Dataset items
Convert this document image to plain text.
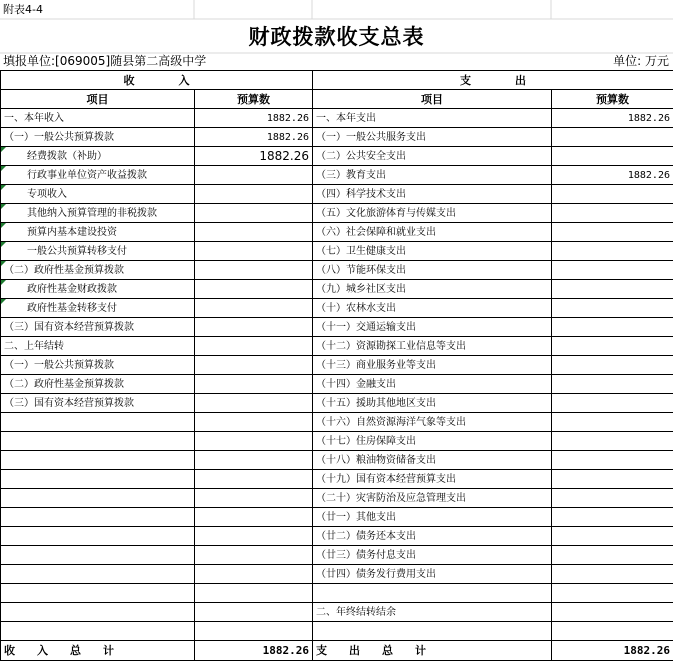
附表4-4
财政拨款收支总表
填报单位:[069005]随县第二高级中学	单位: 万元
收　　　　入		支　　　　出	
项目	预算数	项目	预算数
一、本年收入	1882.26	一、本年支出	1882.26
（一）一般公共预算拨款	1882.26	（一）一般公共服务支出	
经费拨款（补助）	1882.26	（二）公共安全支出	
行政事业单位资产收益拨款		（三）教育支出	1882.26
专项收入		（四）科学技术支出	
其他纳入预算管理的非税拨款		（五）文化旅游体育与传媒支出	
预算内基本建设投资		（六）社会保障和就业支出	
一般公共预算转移支付		（七）卫生健康支出	
（二）政府性基金预算拨款		（八）节能环保支出	
政府性基金财政拨款		（九）城乡社区支出	
政府性基金转移支付		（十）农林水支出	
（三）国有资本经营预算拨款		（十一）交通运输支出	
二、上年结转		（十二）资源勘探工业信息等支出	
（一）一般公共预算拨款		（十三）商业服务业等支出	
（二）政府性基金预算拨款		（十四）金融支出	
（三）国有资本经营预算拨款		（十五）援助其他地区支出	
		（十六）自然资源海洋气象等支出	
		（十七）住房保障支出	
		（十八）粮油物资储备支出	
		（十九）国有资本经营预算支出	
		（二十）灾害防治及应急管理支出	
		（廿一）其他支出	
		（廿二）债务还本支出	
		（廿三）债务付息支出	
		（廿四）债务发行费用支出	

		二、年终结转结余	

收　　入　　总　　计	1882.26	支　　出　　总　　计	1882.26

■ THE TASK ■
Each line above is to be copied verbatim. Drop any image from the copy.

■ FULL OUTPUT ■
Convert this document image to plain text.
附表4-4
财政拨款收支总表
填报单位:[069005]随县第二高级中学	单位: 万元
收　　　　入		支　　　　出	
项目	预算数	项目	预算数
一、本年收入	1882.26	一、本年支出	1882.26
（一）一般公共预算拨款	1882.26	（一）一般公共服务支出	
经费拨款（补助）	1882.26	（二）公共安全支出	
行政事业单位资产收益拨款		（三）教育支出	1882.26
专项收入		（四）科学技术支出	
其他纳入预算管理的非税拨款		（五）文化旅游体育与传媒支出	
预算内基本建设投资		（六）社会保障和就业支出	
一般公共预算转移支付		（七）卫生健康支出	
（二）政府性基金预算拨款		（八）节能环保支出	
政府性基金财政拨款		（九）城乡社区支出	
政府性基金转移支付		（十）农林水支出	
（三）国有资本经营预算拨款		（十一）交通运输支出	
二、上年结转		（十二）资源勘探工业信息等支出	
（一）一般公共预算拨款		（十三）商业服务业等支出	
（二）政府性基金预算拨款		（十四）金融支出	
（三）国有资本经营预算拨款		（十五）援助其他地区支出	
		（十六）自然资源海洋气象等支出	
		（十七）住房保障支出	
		（十八）粮油物资储备支出	
		（十九）国有资本经营预算支出	
		（二十）灾害防治及应急管理支出	
		（廿一）其他支出	
		（廿二）债务还本支出	
		（廿三）债务付息支出	
		（廿四）债务发行费用支出	

		二、年终结转结余	

收　　入　　总　　计	1882.26	支　　出　　总　　计	1882.26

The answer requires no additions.